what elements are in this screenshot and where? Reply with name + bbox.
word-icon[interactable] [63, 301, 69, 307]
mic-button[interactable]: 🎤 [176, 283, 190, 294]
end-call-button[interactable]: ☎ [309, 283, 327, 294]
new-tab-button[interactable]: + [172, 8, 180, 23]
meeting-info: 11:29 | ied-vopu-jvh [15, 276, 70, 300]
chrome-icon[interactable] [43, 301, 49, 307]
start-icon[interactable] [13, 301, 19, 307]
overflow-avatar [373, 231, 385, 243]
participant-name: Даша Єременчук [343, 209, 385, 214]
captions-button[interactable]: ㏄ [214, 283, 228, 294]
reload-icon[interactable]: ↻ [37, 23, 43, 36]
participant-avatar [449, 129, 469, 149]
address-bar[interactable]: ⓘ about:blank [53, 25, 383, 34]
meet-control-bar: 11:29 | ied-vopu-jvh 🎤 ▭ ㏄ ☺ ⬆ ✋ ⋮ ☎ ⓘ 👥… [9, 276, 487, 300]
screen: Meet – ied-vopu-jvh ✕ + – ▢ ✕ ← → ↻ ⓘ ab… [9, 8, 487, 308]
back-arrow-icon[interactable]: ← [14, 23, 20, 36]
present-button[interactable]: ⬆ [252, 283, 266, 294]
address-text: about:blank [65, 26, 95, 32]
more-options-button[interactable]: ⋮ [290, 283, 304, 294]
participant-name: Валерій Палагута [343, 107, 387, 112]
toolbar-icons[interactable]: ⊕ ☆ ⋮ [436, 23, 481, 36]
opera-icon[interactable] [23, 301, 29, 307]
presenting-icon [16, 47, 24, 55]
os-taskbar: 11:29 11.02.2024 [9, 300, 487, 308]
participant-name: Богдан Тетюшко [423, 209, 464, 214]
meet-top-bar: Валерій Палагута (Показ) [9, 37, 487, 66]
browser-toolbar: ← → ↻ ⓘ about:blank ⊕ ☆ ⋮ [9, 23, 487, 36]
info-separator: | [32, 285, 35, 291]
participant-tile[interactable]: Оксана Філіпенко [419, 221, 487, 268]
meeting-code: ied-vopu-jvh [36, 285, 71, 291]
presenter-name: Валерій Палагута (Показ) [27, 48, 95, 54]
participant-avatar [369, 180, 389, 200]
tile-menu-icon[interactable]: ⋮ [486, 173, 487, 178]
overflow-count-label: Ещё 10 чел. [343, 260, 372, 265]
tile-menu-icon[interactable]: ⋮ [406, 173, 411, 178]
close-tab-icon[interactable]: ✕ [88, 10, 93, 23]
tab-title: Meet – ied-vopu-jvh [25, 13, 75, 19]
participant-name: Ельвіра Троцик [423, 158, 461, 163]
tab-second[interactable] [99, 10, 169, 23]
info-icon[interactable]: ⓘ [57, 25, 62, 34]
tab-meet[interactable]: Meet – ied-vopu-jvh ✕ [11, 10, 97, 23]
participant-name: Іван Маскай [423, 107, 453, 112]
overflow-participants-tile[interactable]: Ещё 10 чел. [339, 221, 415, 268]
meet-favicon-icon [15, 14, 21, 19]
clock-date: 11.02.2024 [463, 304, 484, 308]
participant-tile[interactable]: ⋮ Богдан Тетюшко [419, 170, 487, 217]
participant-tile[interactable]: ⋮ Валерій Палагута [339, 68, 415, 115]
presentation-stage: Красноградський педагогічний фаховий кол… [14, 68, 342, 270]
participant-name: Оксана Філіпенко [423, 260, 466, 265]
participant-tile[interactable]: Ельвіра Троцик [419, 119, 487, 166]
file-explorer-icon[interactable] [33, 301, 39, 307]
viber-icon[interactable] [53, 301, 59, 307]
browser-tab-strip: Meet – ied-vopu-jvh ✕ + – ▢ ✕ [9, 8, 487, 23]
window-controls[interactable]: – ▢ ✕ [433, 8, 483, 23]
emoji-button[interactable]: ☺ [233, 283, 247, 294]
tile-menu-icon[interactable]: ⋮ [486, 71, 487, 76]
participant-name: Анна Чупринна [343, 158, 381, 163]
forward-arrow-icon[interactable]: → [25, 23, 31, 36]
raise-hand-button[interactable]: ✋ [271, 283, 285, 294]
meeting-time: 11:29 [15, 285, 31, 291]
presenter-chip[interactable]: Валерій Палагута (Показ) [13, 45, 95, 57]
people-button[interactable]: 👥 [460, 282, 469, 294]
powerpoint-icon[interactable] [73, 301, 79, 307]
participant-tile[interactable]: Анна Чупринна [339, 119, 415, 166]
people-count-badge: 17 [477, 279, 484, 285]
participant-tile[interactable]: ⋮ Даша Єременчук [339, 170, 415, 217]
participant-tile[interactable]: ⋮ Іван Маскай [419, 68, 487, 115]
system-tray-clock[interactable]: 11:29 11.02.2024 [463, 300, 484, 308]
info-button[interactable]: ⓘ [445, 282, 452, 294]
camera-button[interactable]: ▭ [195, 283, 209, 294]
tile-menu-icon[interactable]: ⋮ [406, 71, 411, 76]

▸ **Given instruction**: Reproduce every line of the records above verbatim, with no alterations.

▸ **Response**:
what elements are in this screenshot and where? Reply with name + bbox.
word-icon[interactable] [63, 301, 69, 307]
mic-button[interactable]: 🎤 [176, 283, 190, 294]
end-call-button[interactable]: ☎ [309, 283, 327, 294]
new-tab-button[interactable]: + [172, 8, 180, 23]
meeting-info: 11:29 | ied-vopu-jvh [15, 276, 70, 300]
chrome-icon[interactable] [43, 301, 49, 307]
start-icon[interactable] [13, 301, 19, 307]
overflow-avatar [373, 231, 385, 243]
participant-name: Даша Єременчук [343, 209, 385, 214]
captions-button[interactable]: ㏄ [214, 283, 228, 294]
reload-icon[interactable]: ↻ [37, 23, 43, 36]
participant-avatar [449, 129, 469, 149]
address-bar[interactable]: ⓘ about:blank [53, 25, 383, 34]
meet-control-bar: 11:29 | ied-vopu-jvh 🎤 ▭ ㏄ ☺ ⬆ ✋ ⋮ ☎ ⓘ 👥… [9, 276, 487, 300]
screen: Meet – ied-vopu-jvh ✕ + – ▢ ✕ ← → ↻ ⓘ ab… [9, 8, 487, 308]
back-arrow-icon[interactable]: ← [14, 23, 20, 36]
present-button[interactable]: ⬆ [252, 283, 266, 294]
address-text: about:blank [65, 26, 95, 32]
more-options-button[interactable]: ⋮ [290, 283, 304, 294]
participant-name: Валерій Палагута [343, 107, 387, 112]
toolbar-icons[interactable]: ⊕ ☆ ⋮ [436, 23, 481, 36]
opera-icon[interactable] [23, 301, 29, 307]
presenting-icon [16, 47, 24, 55]
os-taskbar: 11:29 11.02.2024 [9, 300, 487, 308]
participant-name: Богдан Тетюшко [423, 209, 464, 214]
meet-top-bar: Валерій Палагута (Показ) [9, 37, 487, 66]
browser-toolbar: ← → ↻ ⓘ about:blank ⊕ ☆ ⋮ [9, 23, 487, 36]
info-separator: | [32, 285, 35, 291]
participant-tile[interactable]: Оксана Філіпенко [419, 221, 487, 268]
meeting-code: ied-vopu-jvh [36, 285, 71, 291]
presenter-name: Валерій Палагута (Показ) [27, 48, 95, 54]
participant-avatar [369, 180, 389, 200]
tile-menu-icon[interactable]: ⋮ [486, 173, 487, 178]
overflow-count-label: Ещё 10 чел. [343, 260, 372, 265]
tile-menu-icon[interactable]: ⋮ [406, 173, 411, 178]
close-tab-icon[interactable]: ✕ [88, 10, 93, 23]
tab-title: Meet – ied-vopu-jvh [25, 13, 75, 19]
participant-name: Ельвіра Троцик [423, 158, 461, 163]
tab-second[interactable] [99, 10, 169, 23]
info-icon[interactable]: ⓘ [57, 25, 62, 34]
tab-meet[interactable]: Meet – ied-vopu-jvh ✕ [11, 10, 97, 23]
participant-name: Іван Маскай [423, 107, 453, 112]
overflow-participants-tile[interactable]: Ещё 10 чел. [339, 221, 415, 268]
meet-favicon-icon [15, 14, 21, 19]
clock-date: 11.02.2024 [463, 304, 484, 308]
participant-tile[interactable]: ⋮ Богдан Тетюшко [419, 170, 487, 217]
participant-tile[interactable]: ⋮ Валерій Палагута [339, 68, 415, 115]
presentation-stage: Красноградський педагогічний фаховий кол… [14, 68, 342, 270]
participant-name: Оксана Філіпенко [423, 260, 466, 265]
participant-tile[interactable]: Ельвіра Троцик [419, 119, 487, 166]
file-explorer-icon[interactable] [33, 301, 39, 307]
viber-icon[interactable] [53, 301, 59, 307]
browser-tab-strip: Meet – ied-vopu-jvh ✕ + – ▢ ✕ [9, 8, 487, 23]
window-controls[interactable]: – ▢ ✕ [433, 8, 483, 23]
emoji-button[interactable]: ☺ [233, 283, 247, 294]
tile-menu-icon[interactable]: ⋮ [486, 71, 487, 76]
participant-name: Анна Чупринна [343, 158, 381, 163]
forward-arrow-icon[interactable]: → [25, 23, 31, 36]
raise-hand-button[interactable]: ✋ [271, 283, 285, 294]
meeting-time: 11:29 [15, 285, 31, 291]
presenter-chip[interactable]: Валерій Палагута (Показ) [13, 45, 95, 57]
people-button[interactable]: 👥 [460, 282, 469, 294]
powerpoint-icon[interactable] [73, 301, 79, 307]
participant-tile[interactable]: Анна Чупринна [339, 119, 415, 166]
people-count-badge: 17 [477, 279, 484, 285]
participant-tile[interactable]: ⋮ Даша Єременчук [339, 170, 415, 217]
participant-tile[interactable]: ⋮ Іван Маскай [419, 68, 487, 115]
system-tray-clock[interactable]: 11:29 11.02.2024 [463, 300, 484, 308]
info-button[interactable]: ⓘ [445, 282, 452, 294]
camera-button[interactable]: ▭ [195, 283, 209, 294]
tile-menu-icon[interactable]: ⋮ [406, 71, 411, 76]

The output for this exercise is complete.